WRITTEN TASK | Drop the pictures from the entries below, then reproduce the rest exactly.

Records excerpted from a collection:
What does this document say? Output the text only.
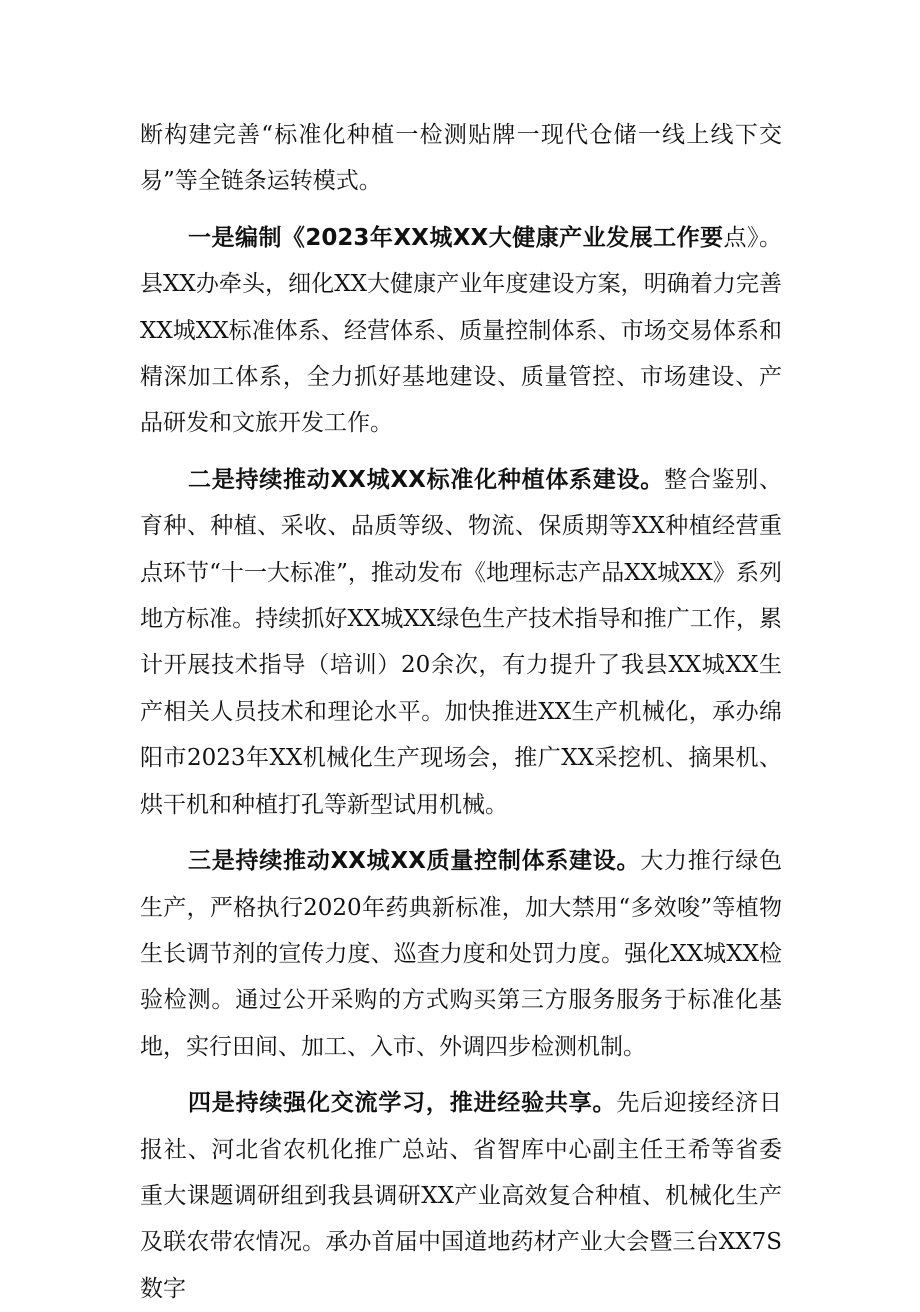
断构建完善“标准化种植一检测贴牌一现代仓储一线上线下交易”等全链条运转模式。

一是编制《2023年XX城XX大健康产业发展工作要点》。县XX办牵头，细化XX大健康产业年度建设方案，明确着力完善XX城XX标准体系、经营体系、质量控制体系、市场交易体系和精深加工体系，全力抓好基地建设、质量管控、市场建设、产品研发和文旅开发工作。

二是持续推动XX城XX标准化种植体系建设。整合鉴别、育种、种植、采收、品质等级、物流、保质期等XX种植经营重点环节“十一大标准”，推动发布《地理标志产品XX城XX》系列地方标准。持续抓好XX城XX绿色生产技术指导和推广工作，累计开展技术指导（培训）20余次，有力提升了我县XX城XX生产相关人员技术和理论水平。加快推进XX生产机械化，承办绵阳市2023年XX机械化生产现场会，推广XX采挖机、摘果机、烘干机和种植打孔等新型试用机械。

三是持续推动XX城XX质量控制体系建设。大力推行绿色生产，严格执行2020年药典新标准，加大禁用“多效唆”等植物生长调节剂的宣传力度、巡查力度和处罚力度。强化XX城XX检验检测。通过公开采购的方式购买第三方服务服务于标准化基地，实行田间、加工、入市、外调四步检测机制。

四是持续强化交流学习，推进经验共享。先后迎接经济日报社、河北省农机化推广总站、省智库中心副主任王希等省委重大课题调研组到我县调研XX产业高效复合种植、机械化生产及联农带农情况。承办首届中国道地药材产业大会暨三台XX7S数字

RESPONSE TO THIS EXERCISE |
What does this document say? Output the text only.
断构建完善“标准化种植一检测贴牌一现代仓储一线上线下交易”等全链条运转模式。

一是编制《2023年XX城XX大健康产业发展工作要点》。县XX办牵头，细化XX大健康产业年度建设方案，明确着力完善XX城XX标准体系、经营体系、质量控制体系、市场交易体系和精深加工体系，全力抓好基地建设、质量管控、市场建设、产品研发和文旅开发工作。

二是持续推动XX城XX标准化种植体系建设。整合鉴别、育种、种植、采收、品质等级、物流、保质期等XX种植经营重点环节“十一大标准”，推动发布《地理标志产品XX城XX》系列地方标准。持续抓好XX城XX绿色生产技术指导和推广工作，累计开展技术指导（培训）20余次，有力提升了我县XX城XX生产相关人员技术和理论水平。加快推进XX生产机械化，承办绵阳市2023年XX机械化生产现场会，推广XX采挖机、摘果机、烘干机和种植打孔等新型试用机械。

三是持续推动XX城XX质量控制体系建设。大力推行绿色生产，严格执行2020年药典新标准，加大禁用“多效唆”等植物生长调节剂的宣传力度、巡查力度和处罚力度。强化XX城XX检验检测。通过公开采购的方式购买第三方服务服务于标准化基地，实行田间、加工、入市、外调四步检测机制。

四是持续强化交流学习，推进经验共享。先后迎接经济日报社、河北省农机化推广总站、省智库中心副主任王希等省委重大课题调研组到我县调研XX产业高效复合种植、机械化生产及联农带农情况。承办首届中国道地药材产业大会暨三台XX7S数字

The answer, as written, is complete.